> _Exercise aim_: Pull each line holding "وكان" out of the entries below.

> _Input_:
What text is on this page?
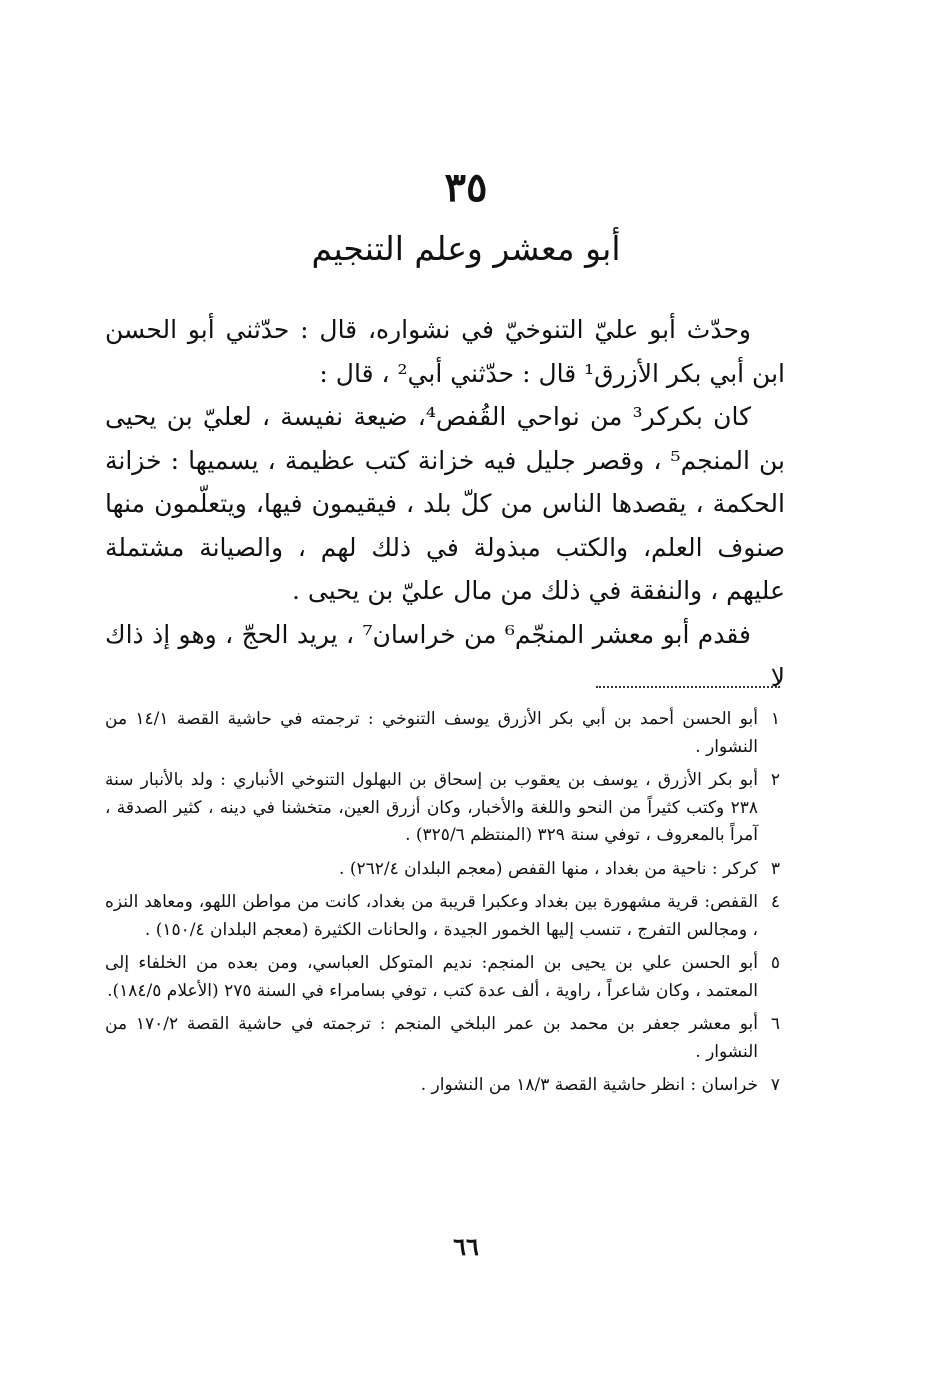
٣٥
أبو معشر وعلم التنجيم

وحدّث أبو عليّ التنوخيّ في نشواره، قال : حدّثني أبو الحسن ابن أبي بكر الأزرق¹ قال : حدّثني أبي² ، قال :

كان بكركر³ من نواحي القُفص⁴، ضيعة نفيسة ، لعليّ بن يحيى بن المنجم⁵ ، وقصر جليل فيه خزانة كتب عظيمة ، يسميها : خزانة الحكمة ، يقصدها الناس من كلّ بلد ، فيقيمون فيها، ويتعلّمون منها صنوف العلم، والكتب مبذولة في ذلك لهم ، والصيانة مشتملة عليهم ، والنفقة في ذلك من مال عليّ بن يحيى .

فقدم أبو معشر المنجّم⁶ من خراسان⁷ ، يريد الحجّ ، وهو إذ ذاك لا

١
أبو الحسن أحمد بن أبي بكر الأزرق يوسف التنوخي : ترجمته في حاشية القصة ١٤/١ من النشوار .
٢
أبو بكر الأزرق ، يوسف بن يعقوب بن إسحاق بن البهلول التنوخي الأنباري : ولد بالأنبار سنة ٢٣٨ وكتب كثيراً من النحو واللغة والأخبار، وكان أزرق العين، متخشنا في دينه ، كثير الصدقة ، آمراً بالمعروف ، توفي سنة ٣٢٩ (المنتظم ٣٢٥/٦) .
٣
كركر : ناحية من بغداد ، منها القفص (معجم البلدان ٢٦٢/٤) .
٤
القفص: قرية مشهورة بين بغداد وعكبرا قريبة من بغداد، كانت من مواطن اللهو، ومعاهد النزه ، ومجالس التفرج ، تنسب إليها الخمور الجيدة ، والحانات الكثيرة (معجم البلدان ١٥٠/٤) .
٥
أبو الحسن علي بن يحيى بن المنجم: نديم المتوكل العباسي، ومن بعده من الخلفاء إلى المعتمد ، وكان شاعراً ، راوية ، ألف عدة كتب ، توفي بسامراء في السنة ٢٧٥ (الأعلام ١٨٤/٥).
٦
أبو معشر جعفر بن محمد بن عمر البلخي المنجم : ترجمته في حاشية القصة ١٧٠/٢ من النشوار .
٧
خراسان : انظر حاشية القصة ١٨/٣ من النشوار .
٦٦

--

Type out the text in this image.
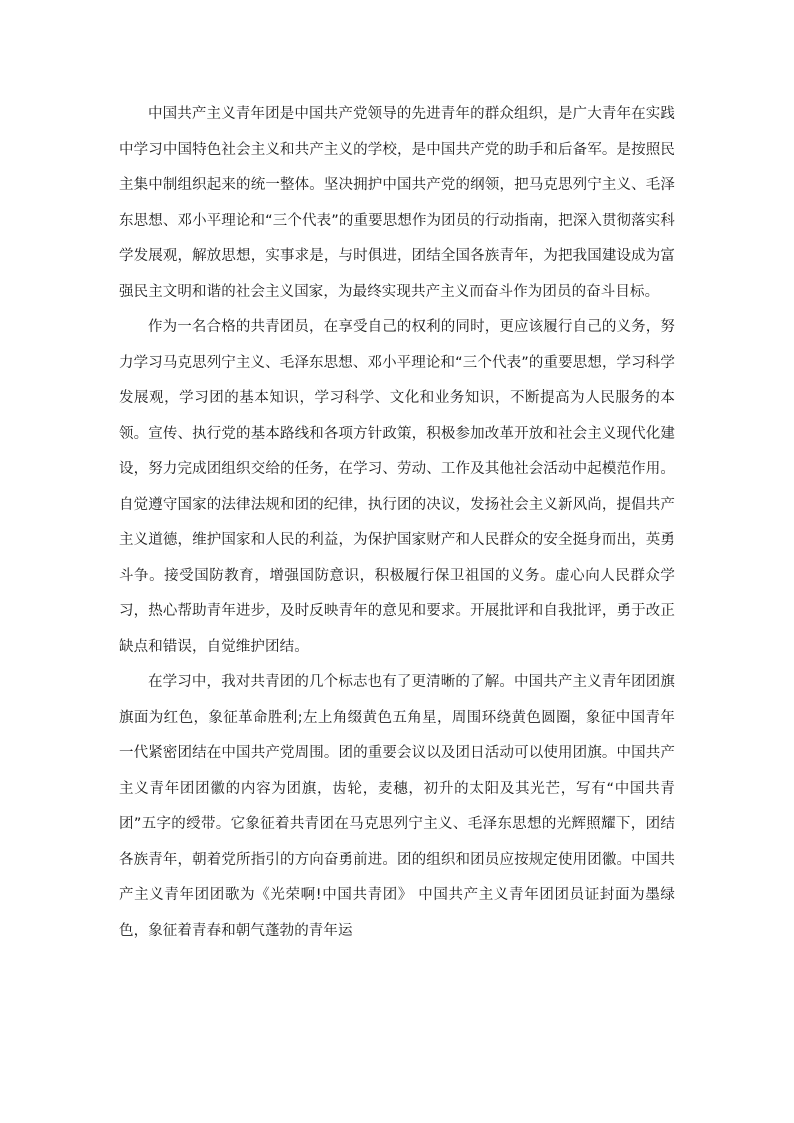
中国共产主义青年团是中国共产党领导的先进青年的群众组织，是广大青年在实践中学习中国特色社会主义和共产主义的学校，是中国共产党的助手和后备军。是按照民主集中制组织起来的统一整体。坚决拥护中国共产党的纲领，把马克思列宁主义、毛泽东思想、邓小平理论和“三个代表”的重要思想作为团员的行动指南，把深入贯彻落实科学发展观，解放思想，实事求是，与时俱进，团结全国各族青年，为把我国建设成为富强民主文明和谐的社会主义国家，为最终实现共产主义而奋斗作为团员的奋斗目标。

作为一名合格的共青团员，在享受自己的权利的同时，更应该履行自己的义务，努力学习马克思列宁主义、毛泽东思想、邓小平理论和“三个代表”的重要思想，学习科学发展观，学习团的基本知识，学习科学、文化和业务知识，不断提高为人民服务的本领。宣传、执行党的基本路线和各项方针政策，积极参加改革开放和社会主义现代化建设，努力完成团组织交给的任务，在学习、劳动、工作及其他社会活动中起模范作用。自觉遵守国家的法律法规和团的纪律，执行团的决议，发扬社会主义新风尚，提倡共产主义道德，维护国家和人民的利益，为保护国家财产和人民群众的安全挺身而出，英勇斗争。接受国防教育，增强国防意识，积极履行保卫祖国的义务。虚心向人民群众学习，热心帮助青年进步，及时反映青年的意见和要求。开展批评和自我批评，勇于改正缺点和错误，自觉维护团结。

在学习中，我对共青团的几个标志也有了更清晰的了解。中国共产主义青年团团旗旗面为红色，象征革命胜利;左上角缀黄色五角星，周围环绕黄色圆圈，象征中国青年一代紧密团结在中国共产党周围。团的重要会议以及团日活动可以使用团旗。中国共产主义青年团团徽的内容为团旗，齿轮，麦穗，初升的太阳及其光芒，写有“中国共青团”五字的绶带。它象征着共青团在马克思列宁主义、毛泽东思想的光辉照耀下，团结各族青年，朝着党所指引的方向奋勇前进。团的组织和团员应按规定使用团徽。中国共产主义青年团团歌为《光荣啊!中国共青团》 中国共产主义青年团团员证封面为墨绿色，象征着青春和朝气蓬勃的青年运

> _Solution_:
أبو بكر الأزرق ، يوسف بن يعقوب بن إسحاق بن البهلول التنوخي الأنباري : ولد بالأنبار سنة ٢٣٨ وكتب كثيراً من النحو واللغة والأخبار، وكان أزرق العين، متخشنا في دينه ، كثير الصدقة ، آمراً بالمعروف ، توفي سنة ٣٢٩ (المنتظم ٣٢٥/٦) .
أبو الحسن علي بن يحيى بن المنجم: نديم المتوكل العباسي، ومن بعده من الخلفاء إلى المعتمد ، وكان شاعراً ، راوية ، ألف عدة كتب ، توفي بسامراء في السنة ٢٧٥ (الأعلام ١٨٤/٥).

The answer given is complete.